◆ What the task requires ◆
Reproduce word for word the section of the passage on school mailing lists that starts at "3. Subscribers are" and ends after "membership, to join.".

◆ Text section ◆
— BEGIN —
Berkeley Parents Network > How school mailing lists work

This page is intended for people who run a school mailing list or who want to start one. It describes how some of the schools in the Berkeley, Ca. area run their email announcement lists. It's based on conversations with school list moderators from 10 schools in the Berkeley, California area. See also: How the Berkeley Parents Network mailing list works

Characteristics of school mailing lists

Most of the school mailing lists I know of are run by volunteer parents who either use or their email account at home or at work. When a personal email account is used, typically the parent uses the "BCC" field to suppress the list of email addresses. First I'll talk about general characteristics of school mailing lists and then I'll describe specific examples I'm familar with, and finally I'll present a list of Guidelines for school mailing lists.

1. School mailing lists typically have a semi-official status that lends some authority to postings. For example, messages about events and policies at the school can be relied on to be accurate.

2. The lists are usually run by the PTA or some other parent group in cooperation with the school administration. For example, a school staffer may supply the Daily Bulletin to a parent volunteer to be sent out on the list.

3. Subscribers are usually the entire school community - parents, teachers, and students. Usually the list is open to anyone who is interested in joining, and usually there is no requirement, such as PTA membership, to join.

4. Messages are usually sent as one-way announcements to subscribers. There is no discussion, and subscribers may not respond to or comment on postings in the context of the mailing list, although they may submit announcements themselves.

5. Messages are usually objective and fact-based, not opinions, comments, or questions. Typical messages include: requests for classroom volunteers, announcements about the school play or fundraiser, messages from the principal about school policies, messages from the college advisor about test dates and colleges visiting, etc.

6. Messages are usually sent out individually as they arrive, and are not batched together into a newsletter or digest.
— END —
[Portion of a data file]
— BEGIN —
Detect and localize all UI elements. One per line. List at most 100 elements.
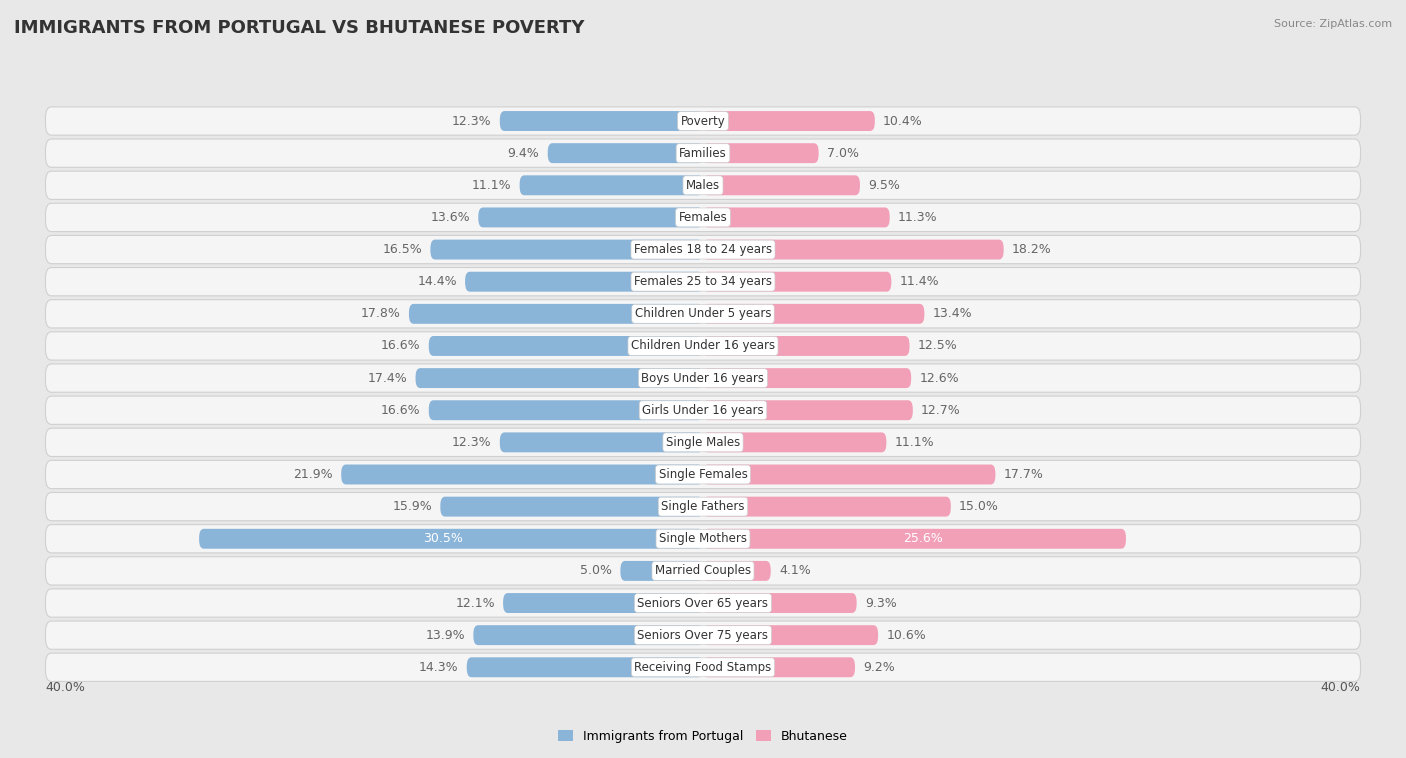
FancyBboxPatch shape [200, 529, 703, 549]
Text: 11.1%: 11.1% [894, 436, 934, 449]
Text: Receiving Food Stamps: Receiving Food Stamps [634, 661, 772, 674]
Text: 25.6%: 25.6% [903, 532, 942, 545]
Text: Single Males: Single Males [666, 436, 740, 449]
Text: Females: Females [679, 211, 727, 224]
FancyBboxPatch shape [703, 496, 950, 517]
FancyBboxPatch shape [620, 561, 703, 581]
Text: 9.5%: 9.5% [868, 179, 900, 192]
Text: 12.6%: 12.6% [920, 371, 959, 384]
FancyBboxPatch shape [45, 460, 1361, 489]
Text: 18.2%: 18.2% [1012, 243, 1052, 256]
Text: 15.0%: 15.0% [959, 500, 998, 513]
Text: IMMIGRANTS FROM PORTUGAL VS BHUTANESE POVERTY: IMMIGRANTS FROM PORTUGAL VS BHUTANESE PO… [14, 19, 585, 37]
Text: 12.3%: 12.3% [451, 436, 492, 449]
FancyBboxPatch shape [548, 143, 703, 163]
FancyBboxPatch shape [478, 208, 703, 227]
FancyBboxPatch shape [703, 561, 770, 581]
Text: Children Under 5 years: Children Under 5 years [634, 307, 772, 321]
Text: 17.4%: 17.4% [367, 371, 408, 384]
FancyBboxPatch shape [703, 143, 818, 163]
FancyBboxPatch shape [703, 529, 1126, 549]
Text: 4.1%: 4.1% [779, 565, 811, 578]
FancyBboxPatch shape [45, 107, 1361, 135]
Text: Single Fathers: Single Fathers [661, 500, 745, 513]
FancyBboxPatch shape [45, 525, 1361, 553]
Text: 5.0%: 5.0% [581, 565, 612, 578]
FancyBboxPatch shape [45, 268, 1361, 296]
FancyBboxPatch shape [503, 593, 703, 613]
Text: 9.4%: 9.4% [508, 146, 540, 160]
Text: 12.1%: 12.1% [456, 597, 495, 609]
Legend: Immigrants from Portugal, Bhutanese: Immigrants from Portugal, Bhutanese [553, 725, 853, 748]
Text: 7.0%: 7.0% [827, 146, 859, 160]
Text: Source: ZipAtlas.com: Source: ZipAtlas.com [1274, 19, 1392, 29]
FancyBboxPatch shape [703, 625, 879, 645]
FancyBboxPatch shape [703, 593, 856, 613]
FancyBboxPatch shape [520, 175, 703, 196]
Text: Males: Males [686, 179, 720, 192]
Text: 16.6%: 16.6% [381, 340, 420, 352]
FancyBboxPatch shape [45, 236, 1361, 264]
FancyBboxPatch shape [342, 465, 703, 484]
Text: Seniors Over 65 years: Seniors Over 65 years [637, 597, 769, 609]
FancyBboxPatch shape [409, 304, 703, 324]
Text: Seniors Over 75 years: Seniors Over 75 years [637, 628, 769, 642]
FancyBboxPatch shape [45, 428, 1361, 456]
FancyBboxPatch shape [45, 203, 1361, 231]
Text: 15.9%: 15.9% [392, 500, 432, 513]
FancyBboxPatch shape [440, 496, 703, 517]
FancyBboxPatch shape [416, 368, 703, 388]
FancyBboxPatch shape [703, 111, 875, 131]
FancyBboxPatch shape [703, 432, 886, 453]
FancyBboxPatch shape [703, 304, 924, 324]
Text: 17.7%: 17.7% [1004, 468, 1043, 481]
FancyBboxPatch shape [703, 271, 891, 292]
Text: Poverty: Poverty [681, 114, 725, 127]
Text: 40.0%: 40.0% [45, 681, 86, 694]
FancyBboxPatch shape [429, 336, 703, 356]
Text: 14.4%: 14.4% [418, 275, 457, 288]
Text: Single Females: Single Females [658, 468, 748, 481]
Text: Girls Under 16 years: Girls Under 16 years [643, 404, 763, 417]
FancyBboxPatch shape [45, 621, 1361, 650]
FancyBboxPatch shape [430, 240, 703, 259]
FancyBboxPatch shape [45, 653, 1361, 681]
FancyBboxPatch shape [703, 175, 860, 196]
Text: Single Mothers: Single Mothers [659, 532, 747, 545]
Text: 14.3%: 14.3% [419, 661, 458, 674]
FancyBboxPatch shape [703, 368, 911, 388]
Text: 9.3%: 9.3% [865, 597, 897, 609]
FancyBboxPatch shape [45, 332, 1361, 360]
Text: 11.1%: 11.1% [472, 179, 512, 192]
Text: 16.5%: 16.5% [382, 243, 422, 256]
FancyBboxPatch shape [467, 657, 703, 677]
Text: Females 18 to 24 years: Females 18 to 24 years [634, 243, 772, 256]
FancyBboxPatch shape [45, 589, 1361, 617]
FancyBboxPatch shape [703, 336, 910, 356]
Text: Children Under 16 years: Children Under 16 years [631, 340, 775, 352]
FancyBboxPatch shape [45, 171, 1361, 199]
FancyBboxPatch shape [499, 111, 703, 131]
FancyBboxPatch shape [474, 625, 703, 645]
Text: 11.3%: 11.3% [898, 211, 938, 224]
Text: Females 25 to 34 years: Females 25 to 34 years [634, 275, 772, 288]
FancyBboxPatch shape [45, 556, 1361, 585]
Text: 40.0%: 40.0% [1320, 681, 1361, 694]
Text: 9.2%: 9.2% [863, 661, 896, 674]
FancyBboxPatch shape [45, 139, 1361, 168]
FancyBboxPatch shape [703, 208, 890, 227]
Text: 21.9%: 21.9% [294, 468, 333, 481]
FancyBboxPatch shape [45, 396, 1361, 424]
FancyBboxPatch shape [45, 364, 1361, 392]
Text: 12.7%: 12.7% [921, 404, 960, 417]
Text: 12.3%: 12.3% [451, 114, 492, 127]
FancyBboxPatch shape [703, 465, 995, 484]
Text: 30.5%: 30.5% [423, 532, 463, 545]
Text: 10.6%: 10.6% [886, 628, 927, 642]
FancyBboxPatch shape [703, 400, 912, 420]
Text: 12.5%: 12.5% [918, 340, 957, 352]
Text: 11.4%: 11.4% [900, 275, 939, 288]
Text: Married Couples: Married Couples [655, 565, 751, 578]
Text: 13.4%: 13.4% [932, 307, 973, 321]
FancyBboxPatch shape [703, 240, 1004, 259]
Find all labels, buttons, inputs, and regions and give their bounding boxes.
— END —
◆ Output below ◆
3. Subscribers are usually the entire school community - parents, teachers, and students. Usually the list is open to anyone who is interested in joining, and usually there is no requirement, such as PTA membership, to join.